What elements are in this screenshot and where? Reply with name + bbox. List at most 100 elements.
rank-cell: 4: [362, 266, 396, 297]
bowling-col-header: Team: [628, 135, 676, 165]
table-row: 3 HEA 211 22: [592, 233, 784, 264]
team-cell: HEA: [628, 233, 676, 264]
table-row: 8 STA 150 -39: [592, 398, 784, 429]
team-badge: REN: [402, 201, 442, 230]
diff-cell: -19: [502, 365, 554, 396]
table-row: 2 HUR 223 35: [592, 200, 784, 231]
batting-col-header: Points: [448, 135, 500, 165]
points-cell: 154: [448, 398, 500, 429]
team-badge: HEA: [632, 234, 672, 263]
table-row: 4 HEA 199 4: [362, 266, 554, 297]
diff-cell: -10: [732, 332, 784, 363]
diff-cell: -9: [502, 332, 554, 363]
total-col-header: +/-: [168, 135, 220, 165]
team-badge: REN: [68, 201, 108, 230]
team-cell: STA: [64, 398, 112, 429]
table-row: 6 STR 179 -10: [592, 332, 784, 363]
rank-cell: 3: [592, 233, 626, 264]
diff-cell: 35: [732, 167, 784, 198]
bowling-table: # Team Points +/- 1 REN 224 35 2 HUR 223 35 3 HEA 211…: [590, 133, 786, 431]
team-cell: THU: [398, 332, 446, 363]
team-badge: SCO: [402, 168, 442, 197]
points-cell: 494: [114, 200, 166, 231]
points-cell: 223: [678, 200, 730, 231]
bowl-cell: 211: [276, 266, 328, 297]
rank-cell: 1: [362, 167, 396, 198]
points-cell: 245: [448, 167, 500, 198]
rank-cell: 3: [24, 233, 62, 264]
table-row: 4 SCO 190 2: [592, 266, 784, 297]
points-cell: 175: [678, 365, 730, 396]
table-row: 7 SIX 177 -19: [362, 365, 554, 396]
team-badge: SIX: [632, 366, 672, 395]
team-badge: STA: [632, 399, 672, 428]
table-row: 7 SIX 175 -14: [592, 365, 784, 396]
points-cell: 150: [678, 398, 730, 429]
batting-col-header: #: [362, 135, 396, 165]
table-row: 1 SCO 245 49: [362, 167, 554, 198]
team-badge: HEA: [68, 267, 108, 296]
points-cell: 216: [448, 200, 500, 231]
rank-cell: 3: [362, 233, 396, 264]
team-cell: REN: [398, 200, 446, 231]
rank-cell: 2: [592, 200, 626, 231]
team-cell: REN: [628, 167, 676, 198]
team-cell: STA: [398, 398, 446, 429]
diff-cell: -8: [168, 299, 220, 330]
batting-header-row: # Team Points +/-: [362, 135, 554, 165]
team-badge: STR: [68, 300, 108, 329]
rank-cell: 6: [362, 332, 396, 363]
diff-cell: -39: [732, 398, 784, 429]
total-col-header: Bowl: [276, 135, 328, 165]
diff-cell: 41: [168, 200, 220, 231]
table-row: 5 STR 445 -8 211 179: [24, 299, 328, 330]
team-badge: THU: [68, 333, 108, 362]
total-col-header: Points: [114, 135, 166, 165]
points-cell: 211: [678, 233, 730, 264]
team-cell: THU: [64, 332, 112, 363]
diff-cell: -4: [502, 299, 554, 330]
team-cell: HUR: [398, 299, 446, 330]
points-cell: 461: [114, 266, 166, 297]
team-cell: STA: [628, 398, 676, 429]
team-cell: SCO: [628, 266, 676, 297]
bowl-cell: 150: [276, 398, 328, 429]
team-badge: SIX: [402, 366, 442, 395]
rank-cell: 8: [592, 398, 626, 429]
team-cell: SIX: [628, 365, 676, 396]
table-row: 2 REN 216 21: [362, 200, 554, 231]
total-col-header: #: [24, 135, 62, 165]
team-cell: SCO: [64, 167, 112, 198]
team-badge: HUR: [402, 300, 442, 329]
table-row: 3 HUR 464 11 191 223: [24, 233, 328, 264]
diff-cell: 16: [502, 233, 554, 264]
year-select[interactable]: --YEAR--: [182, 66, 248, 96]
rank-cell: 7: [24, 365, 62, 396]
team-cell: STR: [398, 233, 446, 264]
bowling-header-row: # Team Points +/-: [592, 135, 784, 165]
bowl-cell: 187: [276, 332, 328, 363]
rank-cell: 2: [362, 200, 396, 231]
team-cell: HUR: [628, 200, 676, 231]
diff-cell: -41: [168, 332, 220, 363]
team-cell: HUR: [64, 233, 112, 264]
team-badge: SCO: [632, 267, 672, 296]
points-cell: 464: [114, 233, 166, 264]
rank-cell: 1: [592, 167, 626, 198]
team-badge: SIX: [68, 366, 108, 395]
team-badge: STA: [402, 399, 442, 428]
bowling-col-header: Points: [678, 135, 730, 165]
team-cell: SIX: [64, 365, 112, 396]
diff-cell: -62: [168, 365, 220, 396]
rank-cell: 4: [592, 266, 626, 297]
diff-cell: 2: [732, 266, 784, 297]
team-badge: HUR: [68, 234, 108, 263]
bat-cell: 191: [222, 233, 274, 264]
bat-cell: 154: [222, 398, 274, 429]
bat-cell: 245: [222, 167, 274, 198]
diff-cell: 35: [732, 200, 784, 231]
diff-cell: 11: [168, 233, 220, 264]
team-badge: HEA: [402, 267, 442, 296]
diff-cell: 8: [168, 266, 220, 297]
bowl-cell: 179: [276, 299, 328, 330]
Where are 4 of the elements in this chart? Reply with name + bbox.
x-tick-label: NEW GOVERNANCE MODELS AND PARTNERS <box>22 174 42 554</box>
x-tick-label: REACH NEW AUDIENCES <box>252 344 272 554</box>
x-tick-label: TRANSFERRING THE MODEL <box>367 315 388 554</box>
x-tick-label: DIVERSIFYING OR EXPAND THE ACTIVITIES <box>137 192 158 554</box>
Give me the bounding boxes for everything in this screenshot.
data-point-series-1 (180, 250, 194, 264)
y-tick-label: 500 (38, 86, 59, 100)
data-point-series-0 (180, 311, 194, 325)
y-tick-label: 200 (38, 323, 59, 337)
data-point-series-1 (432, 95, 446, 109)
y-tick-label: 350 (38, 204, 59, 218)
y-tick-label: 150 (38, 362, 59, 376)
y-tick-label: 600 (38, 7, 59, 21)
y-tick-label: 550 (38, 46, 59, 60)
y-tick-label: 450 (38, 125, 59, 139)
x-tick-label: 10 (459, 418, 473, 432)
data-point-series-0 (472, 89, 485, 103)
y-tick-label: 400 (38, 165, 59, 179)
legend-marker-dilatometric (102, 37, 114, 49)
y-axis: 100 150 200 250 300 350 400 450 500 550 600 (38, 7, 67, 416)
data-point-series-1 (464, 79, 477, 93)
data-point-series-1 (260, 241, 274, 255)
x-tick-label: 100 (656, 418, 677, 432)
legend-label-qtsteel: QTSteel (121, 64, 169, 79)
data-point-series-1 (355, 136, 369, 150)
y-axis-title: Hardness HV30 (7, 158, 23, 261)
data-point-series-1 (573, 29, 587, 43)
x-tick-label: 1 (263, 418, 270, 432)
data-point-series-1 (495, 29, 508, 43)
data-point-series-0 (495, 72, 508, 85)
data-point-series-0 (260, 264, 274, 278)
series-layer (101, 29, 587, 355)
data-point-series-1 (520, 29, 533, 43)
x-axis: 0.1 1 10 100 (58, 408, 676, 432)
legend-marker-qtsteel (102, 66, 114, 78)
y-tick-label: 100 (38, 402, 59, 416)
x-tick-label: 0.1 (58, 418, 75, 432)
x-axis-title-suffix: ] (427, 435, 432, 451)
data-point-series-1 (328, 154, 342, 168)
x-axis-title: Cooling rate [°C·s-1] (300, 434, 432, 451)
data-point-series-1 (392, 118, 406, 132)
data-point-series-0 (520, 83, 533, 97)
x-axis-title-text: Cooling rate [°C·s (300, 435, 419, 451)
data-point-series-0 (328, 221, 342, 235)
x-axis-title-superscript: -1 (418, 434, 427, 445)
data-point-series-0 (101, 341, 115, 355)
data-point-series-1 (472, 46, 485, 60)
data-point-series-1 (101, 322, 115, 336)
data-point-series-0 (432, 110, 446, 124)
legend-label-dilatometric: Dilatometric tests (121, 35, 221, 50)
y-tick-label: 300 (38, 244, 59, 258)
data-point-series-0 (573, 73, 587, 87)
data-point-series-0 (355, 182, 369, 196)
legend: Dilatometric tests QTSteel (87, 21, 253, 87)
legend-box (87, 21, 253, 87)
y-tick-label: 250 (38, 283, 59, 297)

Task requirements :: Convert the entries, from the first line through the line containing "table-row: 2 HUR 223 35: [592, 200, 784, 231]" (both included), into a JSON list of strings with one string per line, leaving out any blank lines.

Exercise solution ::
[
  "What elements are in this screenshot and where? Reply with name + bbox. List at most 100 elements.",
  "rank-cell: 4: [362, 266, 396, 297]",
  "bowling-col-header: Team: [628, 135, 676, 165]",
  "table-row: 3 HEA 211 22: [592, 233, 784, 264]",
  "team-cell: HEA: [628, 233, 676, 264]",
  "table-row: 8 STA 150 -39: [592, 398, 784, 429]",
  "team-badge: REN: [402, 201, 442, 230]",
  "diff-cell: -19: [502, 365, 554, 396]",
  "table-row: 2 HUR 223 35: [592, 200, 784, 231]"
]